[Begin]

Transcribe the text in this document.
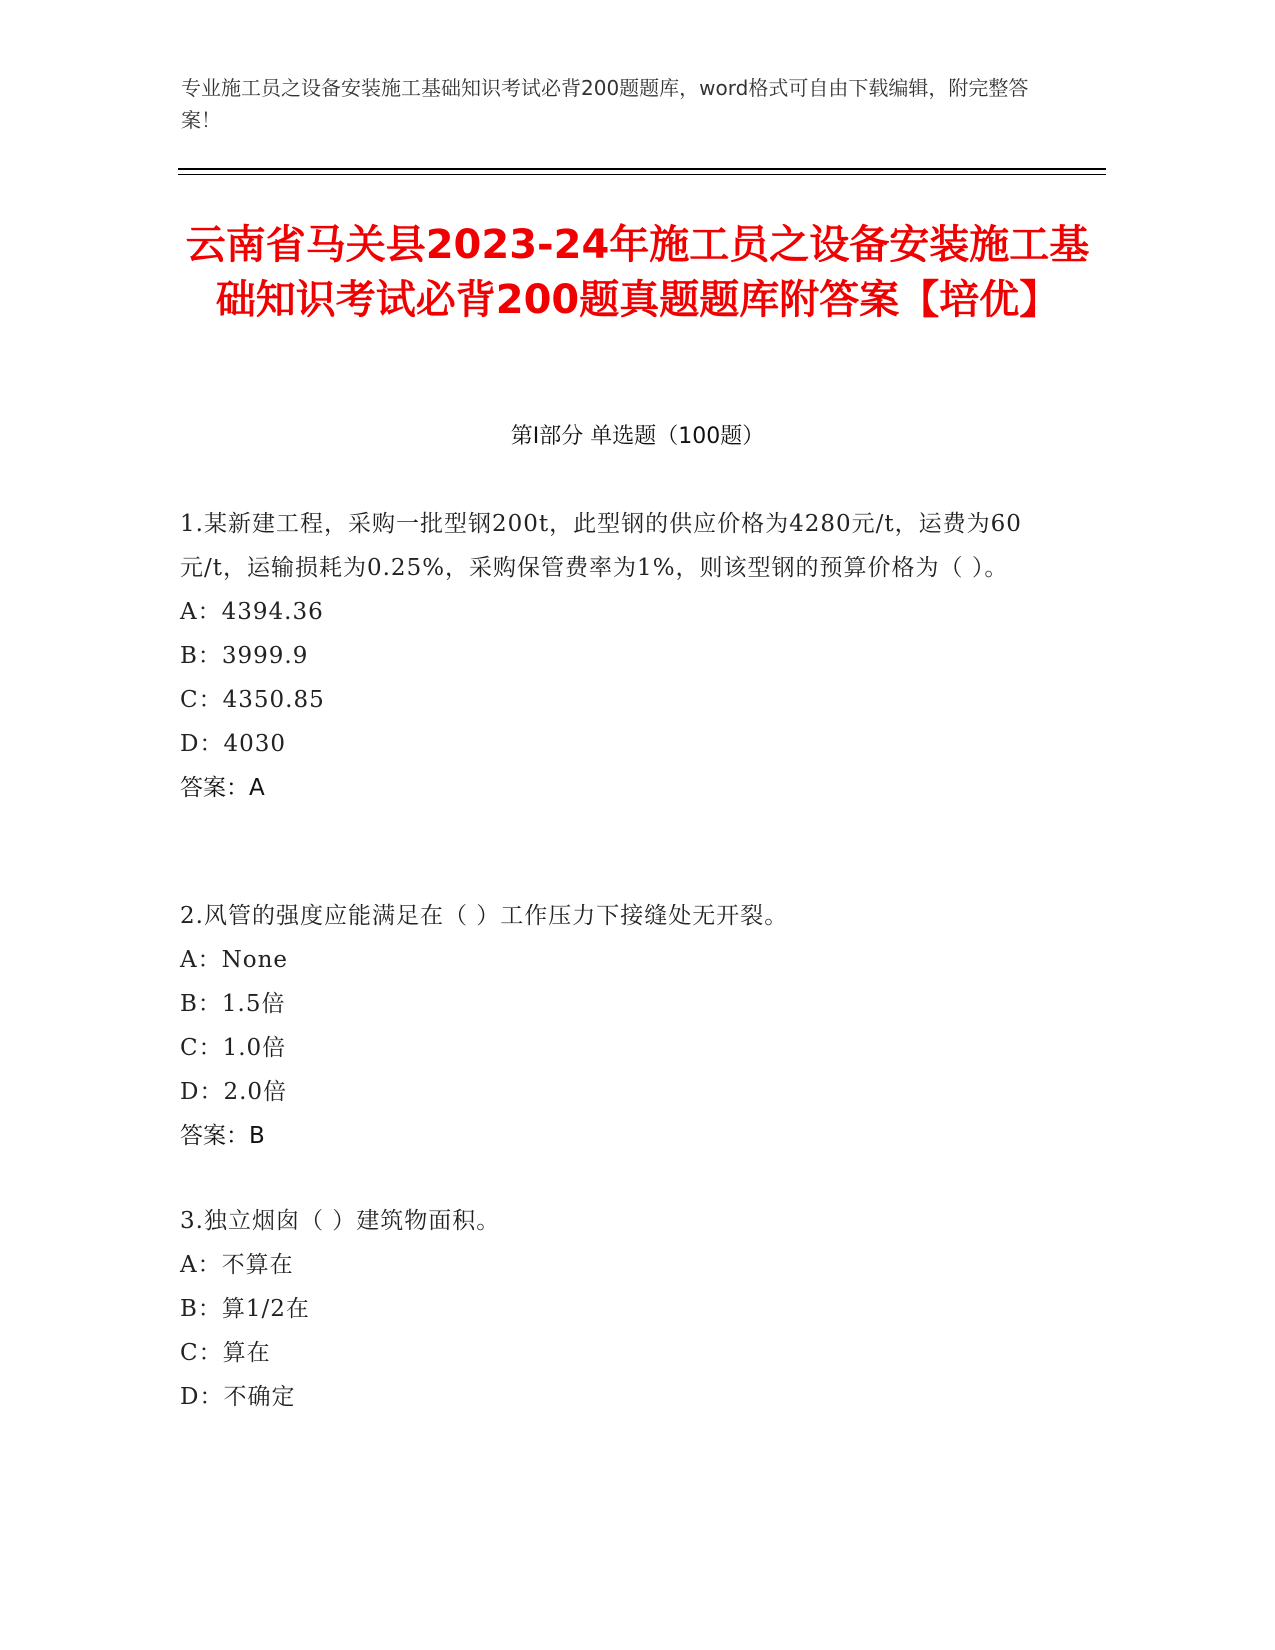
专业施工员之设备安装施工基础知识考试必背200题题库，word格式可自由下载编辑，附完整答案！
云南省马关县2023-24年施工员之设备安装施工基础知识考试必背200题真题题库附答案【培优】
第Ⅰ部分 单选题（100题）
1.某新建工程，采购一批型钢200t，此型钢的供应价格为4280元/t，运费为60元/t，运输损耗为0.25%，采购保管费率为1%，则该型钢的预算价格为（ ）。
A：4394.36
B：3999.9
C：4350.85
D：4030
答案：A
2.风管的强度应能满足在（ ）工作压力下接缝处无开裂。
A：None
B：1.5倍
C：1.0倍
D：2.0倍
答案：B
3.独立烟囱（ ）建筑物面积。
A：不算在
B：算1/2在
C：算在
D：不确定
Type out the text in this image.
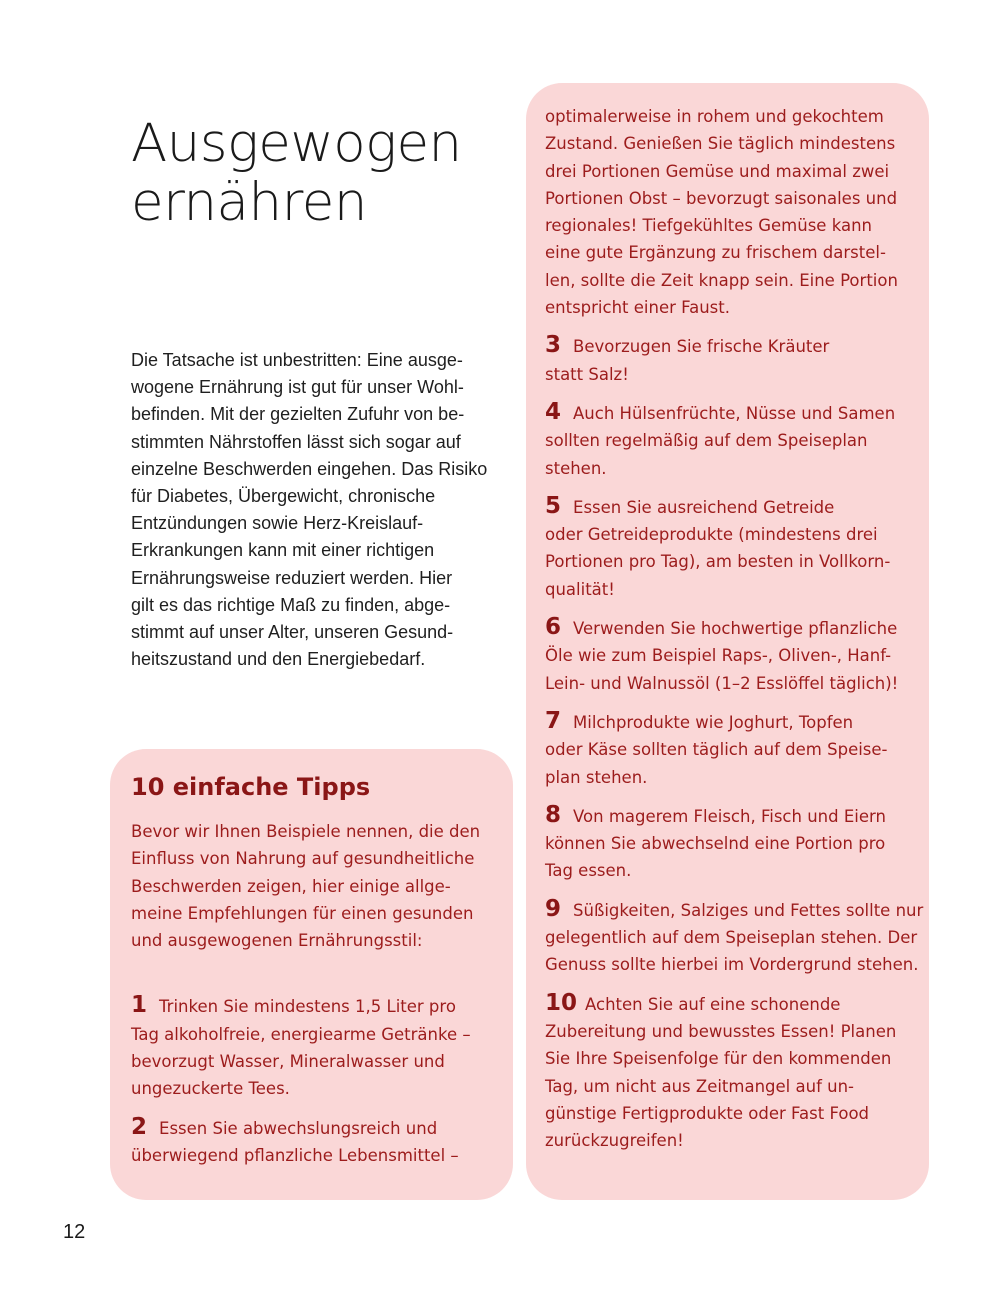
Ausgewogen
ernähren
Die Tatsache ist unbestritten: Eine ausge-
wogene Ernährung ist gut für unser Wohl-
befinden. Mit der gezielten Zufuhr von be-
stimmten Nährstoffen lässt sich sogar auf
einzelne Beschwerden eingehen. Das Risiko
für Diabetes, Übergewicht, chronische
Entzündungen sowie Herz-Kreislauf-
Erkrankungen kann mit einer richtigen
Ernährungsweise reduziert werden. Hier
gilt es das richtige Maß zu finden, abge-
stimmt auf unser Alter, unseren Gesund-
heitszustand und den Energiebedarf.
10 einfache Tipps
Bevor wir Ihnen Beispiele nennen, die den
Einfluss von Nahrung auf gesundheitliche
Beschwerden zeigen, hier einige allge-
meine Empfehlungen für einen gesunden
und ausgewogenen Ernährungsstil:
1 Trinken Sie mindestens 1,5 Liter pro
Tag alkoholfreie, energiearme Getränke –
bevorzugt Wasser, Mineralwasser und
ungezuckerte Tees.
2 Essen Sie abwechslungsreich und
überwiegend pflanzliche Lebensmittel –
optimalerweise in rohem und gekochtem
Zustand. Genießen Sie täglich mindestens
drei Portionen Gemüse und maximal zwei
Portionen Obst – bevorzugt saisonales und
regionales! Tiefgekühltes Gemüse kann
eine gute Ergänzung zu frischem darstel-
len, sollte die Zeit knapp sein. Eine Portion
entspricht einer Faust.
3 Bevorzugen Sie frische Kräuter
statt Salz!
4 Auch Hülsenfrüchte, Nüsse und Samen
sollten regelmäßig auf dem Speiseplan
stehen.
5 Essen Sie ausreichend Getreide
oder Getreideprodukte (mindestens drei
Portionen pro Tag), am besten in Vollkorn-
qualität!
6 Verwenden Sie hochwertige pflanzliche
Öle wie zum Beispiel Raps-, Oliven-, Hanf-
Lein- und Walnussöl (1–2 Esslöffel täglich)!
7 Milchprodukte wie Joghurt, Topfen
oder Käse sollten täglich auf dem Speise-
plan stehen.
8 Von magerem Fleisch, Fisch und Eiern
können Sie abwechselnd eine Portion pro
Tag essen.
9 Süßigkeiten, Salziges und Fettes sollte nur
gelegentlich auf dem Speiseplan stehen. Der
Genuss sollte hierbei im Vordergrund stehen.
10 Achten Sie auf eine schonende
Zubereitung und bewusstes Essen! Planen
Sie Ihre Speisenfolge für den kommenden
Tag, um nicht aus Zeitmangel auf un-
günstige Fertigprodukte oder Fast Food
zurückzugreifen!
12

[End]
[Begin]

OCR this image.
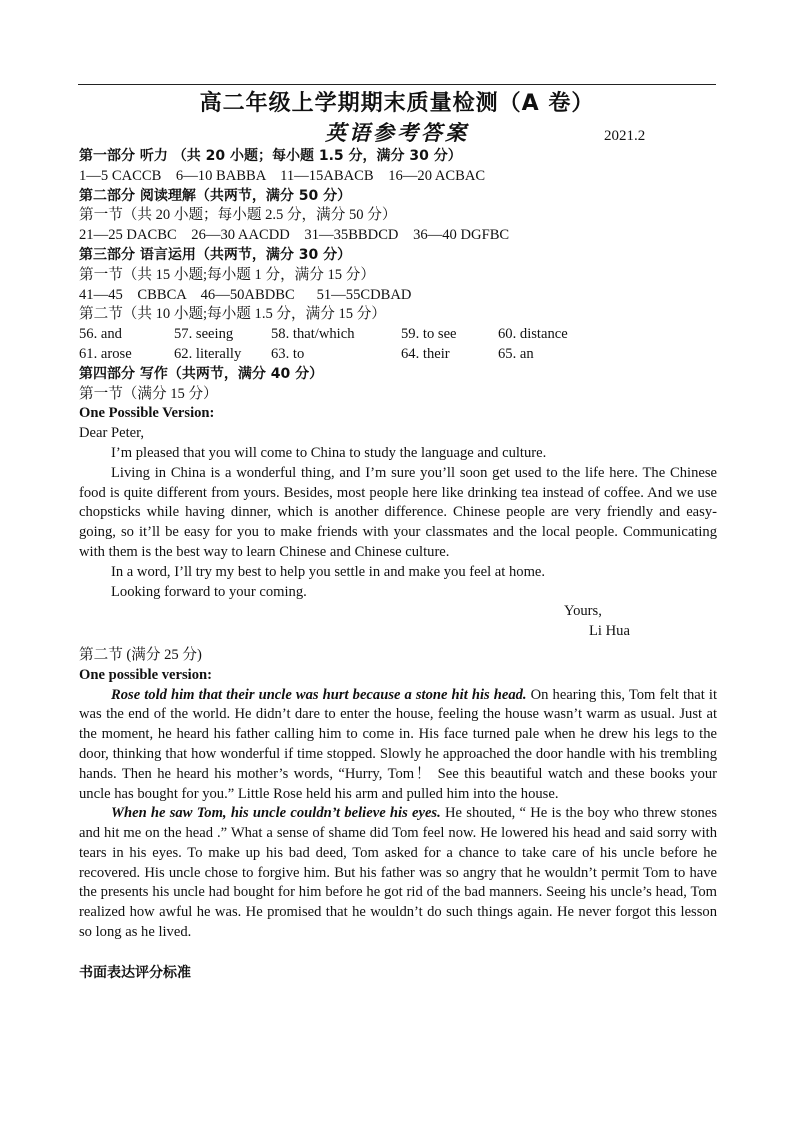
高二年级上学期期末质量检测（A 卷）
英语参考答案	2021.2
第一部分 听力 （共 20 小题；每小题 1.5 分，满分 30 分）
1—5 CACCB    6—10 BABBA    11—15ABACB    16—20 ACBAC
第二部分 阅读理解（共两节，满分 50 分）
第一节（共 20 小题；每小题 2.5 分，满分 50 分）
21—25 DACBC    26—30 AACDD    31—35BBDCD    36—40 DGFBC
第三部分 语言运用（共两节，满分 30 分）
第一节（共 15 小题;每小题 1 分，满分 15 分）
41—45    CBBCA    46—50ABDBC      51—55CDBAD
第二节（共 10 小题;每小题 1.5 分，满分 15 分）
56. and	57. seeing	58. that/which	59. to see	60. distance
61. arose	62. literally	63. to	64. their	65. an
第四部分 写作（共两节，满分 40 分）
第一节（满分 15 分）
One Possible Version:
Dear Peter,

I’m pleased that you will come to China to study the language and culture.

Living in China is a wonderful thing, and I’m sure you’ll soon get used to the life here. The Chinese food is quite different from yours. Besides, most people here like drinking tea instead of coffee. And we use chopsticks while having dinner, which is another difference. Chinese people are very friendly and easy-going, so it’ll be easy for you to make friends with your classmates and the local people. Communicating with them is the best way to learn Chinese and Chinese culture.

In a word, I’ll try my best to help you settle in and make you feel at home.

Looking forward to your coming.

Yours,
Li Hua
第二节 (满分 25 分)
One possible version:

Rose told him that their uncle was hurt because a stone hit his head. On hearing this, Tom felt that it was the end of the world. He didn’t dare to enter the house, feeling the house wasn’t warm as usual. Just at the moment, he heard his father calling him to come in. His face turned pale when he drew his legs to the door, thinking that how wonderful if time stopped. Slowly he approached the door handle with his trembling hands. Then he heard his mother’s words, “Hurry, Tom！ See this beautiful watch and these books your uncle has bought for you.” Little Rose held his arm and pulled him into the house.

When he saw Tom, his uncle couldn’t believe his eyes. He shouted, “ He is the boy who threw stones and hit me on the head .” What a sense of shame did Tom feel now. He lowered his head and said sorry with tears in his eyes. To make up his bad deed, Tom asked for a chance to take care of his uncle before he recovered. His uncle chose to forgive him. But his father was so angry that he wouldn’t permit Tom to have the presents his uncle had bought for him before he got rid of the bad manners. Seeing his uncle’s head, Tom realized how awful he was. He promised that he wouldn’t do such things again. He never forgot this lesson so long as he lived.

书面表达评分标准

[End]
[Begin]

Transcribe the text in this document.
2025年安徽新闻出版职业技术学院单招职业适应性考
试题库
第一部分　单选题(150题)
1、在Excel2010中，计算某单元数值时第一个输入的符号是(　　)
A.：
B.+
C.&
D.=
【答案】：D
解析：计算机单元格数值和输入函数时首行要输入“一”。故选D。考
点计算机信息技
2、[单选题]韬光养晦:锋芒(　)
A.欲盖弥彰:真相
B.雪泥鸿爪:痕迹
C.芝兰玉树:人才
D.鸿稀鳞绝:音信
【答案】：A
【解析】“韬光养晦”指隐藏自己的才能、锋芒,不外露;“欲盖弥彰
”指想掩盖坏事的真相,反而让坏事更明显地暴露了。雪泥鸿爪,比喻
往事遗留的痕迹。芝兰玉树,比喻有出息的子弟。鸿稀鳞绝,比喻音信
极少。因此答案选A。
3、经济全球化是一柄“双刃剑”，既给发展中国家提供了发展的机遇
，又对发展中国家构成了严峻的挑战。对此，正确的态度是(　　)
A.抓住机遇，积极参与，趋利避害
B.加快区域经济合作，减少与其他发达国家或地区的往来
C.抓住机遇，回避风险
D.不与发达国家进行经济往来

[End]

To do: In the entries above, find each line with the string "stehen" and copy it.

Exercise solution:
stehen.
plan stehen.
gelegentlich auf dem Speiseplan stehen. Der
Genuss sollte hierbei im Vordergrund stehen.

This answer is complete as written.